### SUPPLIED DATA
○ ○ ○ ○ ○ ○ ○

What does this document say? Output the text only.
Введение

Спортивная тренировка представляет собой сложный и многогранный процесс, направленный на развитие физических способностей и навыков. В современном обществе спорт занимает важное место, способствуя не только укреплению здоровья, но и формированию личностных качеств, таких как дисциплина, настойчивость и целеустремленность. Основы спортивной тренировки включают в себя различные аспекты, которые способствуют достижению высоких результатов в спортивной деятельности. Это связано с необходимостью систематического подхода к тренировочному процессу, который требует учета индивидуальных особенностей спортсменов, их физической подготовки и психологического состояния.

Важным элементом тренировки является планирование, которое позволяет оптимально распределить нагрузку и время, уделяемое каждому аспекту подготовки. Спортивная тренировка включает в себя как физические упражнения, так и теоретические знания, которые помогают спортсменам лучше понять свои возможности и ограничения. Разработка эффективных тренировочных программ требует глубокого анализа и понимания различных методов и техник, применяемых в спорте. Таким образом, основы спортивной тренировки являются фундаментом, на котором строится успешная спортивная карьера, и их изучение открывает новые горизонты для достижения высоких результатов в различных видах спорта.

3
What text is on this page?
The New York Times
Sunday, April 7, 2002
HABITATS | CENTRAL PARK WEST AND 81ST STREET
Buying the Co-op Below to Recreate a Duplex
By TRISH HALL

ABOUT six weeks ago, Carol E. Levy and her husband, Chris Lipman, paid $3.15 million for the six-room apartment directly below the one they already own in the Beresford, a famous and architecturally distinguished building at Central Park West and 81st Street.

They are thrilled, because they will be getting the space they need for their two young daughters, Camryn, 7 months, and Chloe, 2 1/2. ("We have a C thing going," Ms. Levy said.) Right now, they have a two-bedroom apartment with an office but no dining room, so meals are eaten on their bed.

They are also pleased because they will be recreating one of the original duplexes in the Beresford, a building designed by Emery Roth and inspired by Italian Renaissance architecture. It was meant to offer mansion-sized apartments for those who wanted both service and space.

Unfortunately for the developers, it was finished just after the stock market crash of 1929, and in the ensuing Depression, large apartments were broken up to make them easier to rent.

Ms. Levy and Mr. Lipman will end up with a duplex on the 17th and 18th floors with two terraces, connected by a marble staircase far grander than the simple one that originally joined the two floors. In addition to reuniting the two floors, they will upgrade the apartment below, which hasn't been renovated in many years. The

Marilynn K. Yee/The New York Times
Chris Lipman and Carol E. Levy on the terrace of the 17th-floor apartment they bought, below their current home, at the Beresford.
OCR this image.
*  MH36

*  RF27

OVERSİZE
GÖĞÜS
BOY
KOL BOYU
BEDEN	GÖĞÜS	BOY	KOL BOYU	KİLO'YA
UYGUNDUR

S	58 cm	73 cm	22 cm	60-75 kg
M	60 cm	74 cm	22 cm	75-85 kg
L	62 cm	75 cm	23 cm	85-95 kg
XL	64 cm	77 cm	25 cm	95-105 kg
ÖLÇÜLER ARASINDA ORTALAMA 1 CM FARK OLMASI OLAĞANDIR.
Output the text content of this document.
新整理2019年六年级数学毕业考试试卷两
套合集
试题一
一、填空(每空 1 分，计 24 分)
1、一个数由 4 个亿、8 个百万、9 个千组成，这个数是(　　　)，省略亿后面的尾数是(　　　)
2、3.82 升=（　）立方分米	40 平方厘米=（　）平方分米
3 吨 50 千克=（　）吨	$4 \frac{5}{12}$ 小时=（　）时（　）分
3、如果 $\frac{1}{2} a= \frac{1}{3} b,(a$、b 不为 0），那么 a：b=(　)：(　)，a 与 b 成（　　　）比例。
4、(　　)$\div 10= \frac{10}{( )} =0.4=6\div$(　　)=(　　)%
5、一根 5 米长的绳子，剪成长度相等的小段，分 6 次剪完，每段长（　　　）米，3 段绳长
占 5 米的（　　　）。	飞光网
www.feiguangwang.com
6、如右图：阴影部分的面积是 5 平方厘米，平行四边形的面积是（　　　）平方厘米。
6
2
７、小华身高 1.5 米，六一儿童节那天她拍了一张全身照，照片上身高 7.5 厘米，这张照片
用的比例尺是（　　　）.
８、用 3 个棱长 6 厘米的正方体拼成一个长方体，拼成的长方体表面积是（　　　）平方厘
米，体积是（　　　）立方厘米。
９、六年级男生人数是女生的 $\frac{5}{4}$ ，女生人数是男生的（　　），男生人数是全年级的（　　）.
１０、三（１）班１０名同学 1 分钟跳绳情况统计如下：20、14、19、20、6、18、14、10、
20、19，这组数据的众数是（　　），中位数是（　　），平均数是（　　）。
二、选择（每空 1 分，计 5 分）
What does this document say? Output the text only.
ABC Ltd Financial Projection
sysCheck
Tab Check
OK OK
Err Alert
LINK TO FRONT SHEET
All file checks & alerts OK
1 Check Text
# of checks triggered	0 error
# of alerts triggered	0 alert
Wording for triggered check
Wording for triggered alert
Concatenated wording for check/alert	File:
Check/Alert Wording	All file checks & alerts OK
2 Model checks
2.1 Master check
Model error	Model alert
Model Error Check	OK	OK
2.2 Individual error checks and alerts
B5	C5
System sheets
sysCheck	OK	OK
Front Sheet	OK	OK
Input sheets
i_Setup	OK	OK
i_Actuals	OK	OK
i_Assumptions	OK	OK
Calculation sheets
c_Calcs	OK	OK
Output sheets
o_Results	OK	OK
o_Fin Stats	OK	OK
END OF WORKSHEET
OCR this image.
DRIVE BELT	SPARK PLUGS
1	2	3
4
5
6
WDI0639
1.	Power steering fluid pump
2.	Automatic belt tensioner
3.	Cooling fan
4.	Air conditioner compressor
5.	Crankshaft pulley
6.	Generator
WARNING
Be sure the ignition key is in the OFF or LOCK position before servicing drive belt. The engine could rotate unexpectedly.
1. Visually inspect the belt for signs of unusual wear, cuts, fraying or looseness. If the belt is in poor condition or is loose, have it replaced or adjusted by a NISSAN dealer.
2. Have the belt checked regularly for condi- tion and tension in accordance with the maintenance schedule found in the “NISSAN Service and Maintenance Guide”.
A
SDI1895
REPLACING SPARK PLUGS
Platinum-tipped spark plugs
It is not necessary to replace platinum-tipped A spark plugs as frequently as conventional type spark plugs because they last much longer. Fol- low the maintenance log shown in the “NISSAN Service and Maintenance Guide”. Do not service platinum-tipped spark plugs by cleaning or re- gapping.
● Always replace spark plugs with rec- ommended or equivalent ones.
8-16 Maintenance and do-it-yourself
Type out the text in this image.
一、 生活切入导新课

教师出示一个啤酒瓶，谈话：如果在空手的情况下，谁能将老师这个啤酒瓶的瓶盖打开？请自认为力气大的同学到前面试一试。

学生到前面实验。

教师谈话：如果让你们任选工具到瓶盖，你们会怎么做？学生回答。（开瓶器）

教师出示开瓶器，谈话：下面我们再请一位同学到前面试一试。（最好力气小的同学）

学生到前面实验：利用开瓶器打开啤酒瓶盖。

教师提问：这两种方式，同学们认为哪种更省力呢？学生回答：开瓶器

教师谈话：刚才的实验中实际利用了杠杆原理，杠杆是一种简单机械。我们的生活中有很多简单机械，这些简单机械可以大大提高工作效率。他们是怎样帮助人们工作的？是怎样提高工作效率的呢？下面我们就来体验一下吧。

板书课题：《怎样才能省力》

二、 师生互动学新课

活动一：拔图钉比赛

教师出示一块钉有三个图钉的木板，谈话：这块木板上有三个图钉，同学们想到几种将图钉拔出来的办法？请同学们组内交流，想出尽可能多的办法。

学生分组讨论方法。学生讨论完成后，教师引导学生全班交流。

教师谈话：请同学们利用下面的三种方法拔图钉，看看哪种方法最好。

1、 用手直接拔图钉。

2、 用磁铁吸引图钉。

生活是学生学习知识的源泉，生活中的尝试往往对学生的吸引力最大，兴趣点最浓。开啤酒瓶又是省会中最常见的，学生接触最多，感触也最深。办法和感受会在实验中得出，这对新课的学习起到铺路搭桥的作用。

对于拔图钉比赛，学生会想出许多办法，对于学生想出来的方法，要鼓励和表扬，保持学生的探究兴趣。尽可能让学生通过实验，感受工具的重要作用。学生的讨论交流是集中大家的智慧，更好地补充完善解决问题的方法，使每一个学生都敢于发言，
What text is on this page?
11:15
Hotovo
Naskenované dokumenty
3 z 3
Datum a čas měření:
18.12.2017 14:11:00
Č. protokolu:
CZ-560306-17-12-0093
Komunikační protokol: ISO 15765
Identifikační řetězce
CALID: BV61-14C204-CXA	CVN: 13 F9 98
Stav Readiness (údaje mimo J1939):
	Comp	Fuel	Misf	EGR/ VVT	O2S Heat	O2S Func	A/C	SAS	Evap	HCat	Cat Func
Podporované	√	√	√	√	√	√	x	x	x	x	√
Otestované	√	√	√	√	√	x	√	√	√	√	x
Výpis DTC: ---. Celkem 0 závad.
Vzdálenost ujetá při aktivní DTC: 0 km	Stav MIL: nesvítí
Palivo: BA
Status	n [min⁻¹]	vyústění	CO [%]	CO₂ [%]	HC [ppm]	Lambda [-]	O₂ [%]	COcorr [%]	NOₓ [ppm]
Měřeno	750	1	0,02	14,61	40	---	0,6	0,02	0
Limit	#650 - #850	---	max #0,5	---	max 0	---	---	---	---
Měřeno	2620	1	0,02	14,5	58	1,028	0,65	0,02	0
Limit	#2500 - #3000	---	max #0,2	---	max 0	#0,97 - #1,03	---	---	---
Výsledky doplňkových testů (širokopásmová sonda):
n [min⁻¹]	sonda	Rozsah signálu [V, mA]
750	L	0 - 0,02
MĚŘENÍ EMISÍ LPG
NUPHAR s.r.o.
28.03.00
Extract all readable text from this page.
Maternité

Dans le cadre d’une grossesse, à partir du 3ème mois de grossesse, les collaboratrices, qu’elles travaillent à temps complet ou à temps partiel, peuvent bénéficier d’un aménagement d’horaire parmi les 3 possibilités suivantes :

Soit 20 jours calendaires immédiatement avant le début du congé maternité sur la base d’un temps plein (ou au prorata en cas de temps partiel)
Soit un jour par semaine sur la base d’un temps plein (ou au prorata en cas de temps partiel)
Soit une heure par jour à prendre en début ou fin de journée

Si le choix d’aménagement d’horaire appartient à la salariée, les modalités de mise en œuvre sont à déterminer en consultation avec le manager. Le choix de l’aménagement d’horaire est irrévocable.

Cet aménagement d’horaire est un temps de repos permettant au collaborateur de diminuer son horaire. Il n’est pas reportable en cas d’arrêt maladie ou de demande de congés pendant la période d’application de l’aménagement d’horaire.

○ ○ ○ ○ ○ ○ ○

### PROBLEM TO WORK ON
Select every line in the records above that contains the word "début".

### RESPONSE TO THE EXERCISE
Soit 20 jours calendaires immédiatement avant le début du congé maternité sur la base d’un temps plein (ou au prorata en cas de temps partiel)
Soit une heure par jour à prendre en début ou fin de journée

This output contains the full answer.